+++ AVAILABLE RECORDS
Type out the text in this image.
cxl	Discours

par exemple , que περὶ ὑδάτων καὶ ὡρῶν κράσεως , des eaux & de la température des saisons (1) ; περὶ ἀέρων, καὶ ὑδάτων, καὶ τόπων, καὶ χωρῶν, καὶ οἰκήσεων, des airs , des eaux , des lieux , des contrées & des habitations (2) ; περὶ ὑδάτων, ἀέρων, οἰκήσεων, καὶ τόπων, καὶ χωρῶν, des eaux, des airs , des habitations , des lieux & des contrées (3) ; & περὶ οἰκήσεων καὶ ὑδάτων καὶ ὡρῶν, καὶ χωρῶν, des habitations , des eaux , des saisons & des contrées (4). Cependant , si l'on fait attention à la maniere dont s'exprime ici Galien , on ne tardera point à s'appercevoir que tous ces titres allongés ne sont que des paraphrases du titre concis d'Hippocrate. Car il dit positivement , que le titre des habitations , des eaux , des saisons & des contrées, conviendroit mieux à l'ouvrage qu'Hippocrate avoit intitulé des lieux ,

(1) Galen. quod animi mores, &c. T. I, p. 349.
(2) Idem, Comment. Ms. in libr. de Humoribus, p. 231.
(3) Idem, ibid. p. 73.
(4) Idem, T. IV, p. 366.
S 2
++++++
EXERCISE DESCRIPTION: Output all of the data again, exactly.

EXERCISE SOLUTION:
Type out the text in this image.
cxl	Discours

par exemple , que περὶ ὑδάτων καὶ ὡρῶν κράσεως , des eaux & de la température des saisons (1) ; περὶ ἀέρων, καὶ ὑδάτων, καὶ τόπων, καὶ χωρῶν, καὶ οἰκήσεων, des airs , des eaux , des lieux , des contrées & des habitations (2) ; περὶ ὑδάτων, ἀέρων, οἰκήσεων, καὶ τόπων, καὶ χωρῶν, des eaux, des airs , des habitations , des lieux & des contrées (3) ; & περὶ οἰκήσεων καὶ ὑδάτων καὶ ὡρῶν, καὶ χωρῶν, des habitations , des eaux , des saisons & des contrées (4). Cependant , si l'on fait attention à la maniere dont s'exprime ici Galien , on ne tardera point à s'appercevoir que tous ces titres allongés ne sont que des paraphrases du titre concis d'Hippocrate. Car il dit positivement , que le titre des habitations , des eaux , des saisons & des contrées, conviendroit mieux à l'ouvrage qu'Hippocrate avoit intitulé des lieux ,

(1) Galen. quod animi mores, &c. T. I, p. 349.
(2) Idem, Comment. Ms. in libr. de Humoribus, p. 231.
(3) Idem, ibid. p. 73.
(4) Idem, T. IV, p. 366.
S 2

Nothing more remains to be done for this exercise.